** Data to use **

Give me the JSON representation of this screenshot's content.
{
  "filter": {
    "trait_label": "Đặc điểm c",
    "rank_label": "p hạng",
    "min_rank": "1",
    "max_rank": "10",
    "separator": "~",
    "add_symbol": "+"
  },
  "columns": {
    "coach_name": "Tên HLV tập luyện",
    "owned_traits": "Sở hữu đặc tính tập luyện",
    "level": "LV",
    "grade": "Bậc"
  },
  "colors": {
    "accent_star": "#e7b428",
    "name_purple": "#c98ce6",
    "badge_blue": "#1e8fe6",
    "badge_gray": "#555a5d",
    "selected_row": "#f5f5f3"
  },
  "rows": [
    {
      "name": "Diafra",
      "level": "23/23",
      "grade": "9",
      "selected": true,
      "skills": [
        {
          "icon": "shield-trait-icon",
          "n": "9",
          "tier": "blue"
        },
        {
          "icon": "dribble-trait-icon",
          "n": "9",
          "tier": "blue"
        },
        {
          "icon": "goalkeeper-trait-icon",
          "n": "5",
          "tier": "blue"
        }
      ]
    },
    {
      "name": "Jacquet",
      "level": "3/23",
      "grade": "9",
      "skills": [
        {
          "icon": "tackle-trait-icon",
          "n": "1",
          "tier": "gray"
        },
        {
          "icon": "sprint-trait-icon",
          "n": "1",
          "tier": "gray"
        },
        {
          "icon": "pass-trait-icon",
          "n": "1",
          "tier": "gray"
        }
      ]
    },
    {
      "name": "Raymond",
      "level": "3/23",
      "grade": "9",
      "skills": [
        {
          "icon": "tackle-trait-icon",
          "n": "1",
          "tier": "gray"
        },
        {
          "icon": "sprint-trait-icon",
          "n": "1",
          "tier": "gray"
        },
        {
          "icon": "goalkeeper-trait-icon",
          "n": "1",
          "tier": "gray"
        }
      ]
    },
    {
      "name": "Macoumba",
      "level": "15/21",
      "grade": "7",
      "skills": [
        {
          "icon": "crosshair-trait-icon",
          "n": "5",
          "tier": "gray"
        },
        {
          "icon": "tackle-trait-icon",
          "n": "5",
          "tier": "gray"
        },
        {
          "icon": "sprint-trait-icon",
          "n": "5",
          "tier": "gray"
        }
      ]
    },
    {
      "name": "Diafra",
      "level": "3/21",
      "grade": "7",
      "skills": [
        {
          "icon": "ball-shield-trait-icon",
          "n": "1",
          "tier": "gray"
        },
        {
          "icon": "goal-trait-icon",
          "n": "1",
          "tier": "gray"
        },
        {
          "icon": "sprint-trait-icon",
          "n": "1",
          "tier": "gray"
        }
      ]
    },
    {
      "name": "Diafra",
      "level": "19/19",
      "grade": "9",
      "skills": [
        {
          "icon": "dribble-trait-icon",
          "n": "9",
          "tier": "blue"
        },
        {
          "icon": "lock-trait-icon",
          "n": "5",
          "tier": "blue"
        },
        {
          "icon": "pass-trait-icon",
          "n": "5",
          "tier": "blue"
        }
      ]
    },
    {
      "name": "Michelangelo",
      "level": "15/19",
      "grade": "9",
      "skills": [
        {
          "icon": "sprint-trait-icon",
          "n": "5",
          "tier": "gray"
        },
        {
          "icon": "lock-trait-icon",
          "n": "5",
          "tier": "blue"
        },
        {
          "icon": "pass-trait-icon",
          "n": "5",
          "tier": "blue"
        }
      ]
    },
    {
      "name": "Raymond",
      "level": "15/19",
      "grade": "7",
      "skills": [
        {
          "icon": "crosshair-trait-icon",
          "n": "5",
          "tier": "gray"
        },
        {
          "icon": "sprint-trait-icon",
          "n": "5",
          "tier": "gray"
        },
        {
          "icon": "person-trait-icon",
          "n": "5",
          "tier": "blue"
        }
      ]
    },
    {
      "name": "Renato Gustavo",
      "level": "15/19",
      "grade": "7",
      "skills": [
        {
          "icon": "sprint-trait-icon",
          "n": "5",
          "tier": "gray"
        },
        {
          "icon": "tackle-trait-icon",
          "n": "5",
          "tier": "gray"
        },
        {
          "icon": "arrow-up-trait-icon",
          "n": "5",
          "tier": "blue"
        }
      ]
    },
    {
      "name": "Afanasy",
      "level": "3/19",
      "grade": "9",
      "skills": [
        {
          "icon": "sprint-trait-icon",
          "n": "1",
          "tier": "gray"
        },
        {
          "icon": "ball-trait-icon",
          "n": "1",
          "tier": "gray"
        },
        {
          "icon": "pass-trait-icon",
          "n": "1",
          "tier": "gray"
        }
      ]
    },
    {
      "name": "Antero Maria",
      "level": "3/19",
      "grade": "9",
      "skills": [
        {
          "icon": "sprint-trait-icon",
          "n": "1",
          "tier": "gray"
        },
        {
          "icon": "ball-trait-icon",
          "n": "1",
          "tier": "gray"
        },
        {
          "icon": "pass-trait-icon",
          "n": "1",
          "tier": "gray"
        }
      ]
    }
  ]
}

** Directive **
Copy the records above exactly.

** Exercise output **
Give me the JSON representation of this screenshot's content.
{
  "filter": {
    "trait_label": "Đặc điểm c",
    "rank_label": "p hạng",
    "min_rank": "1",
    "max_rank": "10",
    "separator": "~",
    "add_symbol": "+"
  },
  "columns": {
    "coach_name": "Tên HLV tập luyện",
    "owned_traits": "Sở hữu đặc tính tập luyện",
    "level": "LV",
    "grade": "Bậc"
  },
  "colors": {
    "accent_star": "#e7b428",
    "name_purple": "#c98ce6",
    "badge_blue": "#1e8fe6",
    "badge_gray": "#555a5d",
    "selected_row": "#f5f5f3"
  },
  "rows": [
    {
      "name": "Diafra",
      "level": "23/23",
      "grade": "9",
      "selected": true,
      "skills": [
        {
          "icon": "shield-trait-icon",
          "n": "9",
          "tier": "blue"
        },
        {
          "icon": "dribble-trait-icon",
          "n": "9",
          "tier": "blue"
        },
        {
          "icon": "goalkeeper-trait-icon",
          "n": "5",
          "tier": "blue"
        }
      ]
    },
    {
      "name": "Jacquet",
      "level": "3/23",
      "grade": "9",
      "skills": [
        {
          "icon": "tackle-trait-icon",
          "n": "1",
          "tier": "gray"
        },
        {
          "icon": "sprint-trait-icon",
          "n": "1",
          "tier": "gray"
        },
        {
          "icon": "pass-trait-icon",
          "n": "1",
          "tier": "gray"
        }
      ]
    },
    {
      "name": "Raymond",
      "level": "3/23",
      "grade": "9",
      "skills": [
        {
          "icon": "tackle-trait-icon",
          "n": "1",
          "tier": "gray"
        },
        {
          "icon": "sprint-trait-icon",
          "n": "1",
          "tier": "gray"
        },
        {
          "icon": "goalkeeper-trait-icon",
          "n": "1",
          "tier": "gray"
        }
      ]
    },
    {
      "name": "Macoumba",
      "level": "15/21",
      "grade": "7",
      "skills": [
        {
          "icon": "crosshair-trait-icon",
          "n": "5",
          "tier": "gray"
        },
        {
          "icon": "tackle-trait-icon",
          "n": "5",
          "tier": "gray"
        },
        {
          "icon": "sprint-trait-icon",
          "n": "5",
          "tier": "gray"
        }
      ]
    },
    {
      "name": "Diafra",
      "level": "3/21",
      "grade": "7",
      "skills": [
        {
          "icon": "ball-shield-trait-icon",
          "n": "1",
          "tier": "gray"
        },
        {
          "icon": "goal-trait-icon",
          "n": "1",
          "tier": "gray"
        },
        {
          "icon": "sprint-trait-icon",
          "n": "1",
          "tier": "gray"
        }
      ]
    },
    {
      "name": "Diafra",
      "level": "19/19",
      "grade": "9",
      "skills": [
        {
          "icon": "dribble-trait-icon",
          "n": "9",
          "tier": "blue"
        },
        {
          "icon": "lock-trait-icon",
          "n": "5",
          "tier": "blue"
        },
        {
          "icon": "pass-trait-icon",
          "n": "5",
          "tier": "blue"
        }
      ]
    },
    {
      "name": "Michelangelo",
      "level": "15/19",
      "grade": "9",
      "skills": [
        {
          "icon": "sprint-trait-icon",
          "n": "5",
          "tier": "gray"
        },
        {
          "icon": "lock-trait-icon",
          "n": "5",
          "tier": "blue"
        },
        {
          "icon": "pass-trait-icon",
          "n": "5",
          "tier": "blue"
        }
      ]
    },
    {
      "name": "Raymond",
      "level": "15/19",
      "grade": "7",
      "skills": [
        {
          "icon": "crosshair-trait-icon",
          "n": "5",
          "tier": "gray"
        },
        {
          "icon": "sprint-trait-icon",
          "n": "5",
          "tier": "gray"
        },
        {
          "icon": "person-trait-icon",
          "n": "5",
          "tier": "blue"
        }
      ]
    },
    {
      "name": "Renato Gustavo",
      "level": "15/19",
      "grade": "7",
      "skills": [
        {
          "icon": "sprint-trait-icon",
          "n": "5",
          "tier": "gray"
        },
        {
          "icon": "tackle-trait-icon",
          "n": "5",
          "tier": "gray"
        },
        {
          "icon": "arrow-up-trait-icon",
          "n": "5",
          "tier": "blue"
        }
      ]
    },
    {
      "name": "Afanasy",
      "level": "3/19",
      "grade": "9",
      "skills": [
        {
          "icon": "sprint-trait-icon",
          "n": "1",
          "tier": "gray"
        },
        {
          "icon": "ball-trait-icon",
          "n": "1",
          "tier": "gray"
        },
        {
          "icon": "pass-trait-icon",
          "n": "1",
          "tier": "gray"
        }
      ]
    },
    {
      "name": "Antero Maria",
      "level": "3/19",
      "grade": "9",
      "skills": [
        {
          "icon": "sprint-trait-icon",
          "n": "1",
          "tier": "gray"
        },
        {
          "icon": "ball-trait-icon",
          "n": "1",
          "tier": "gray"
        },
        {
          "icon": "pass-trait-icon",
          "n": "1",
          "tier": "gray"
        }
      ]
    }
  ]
}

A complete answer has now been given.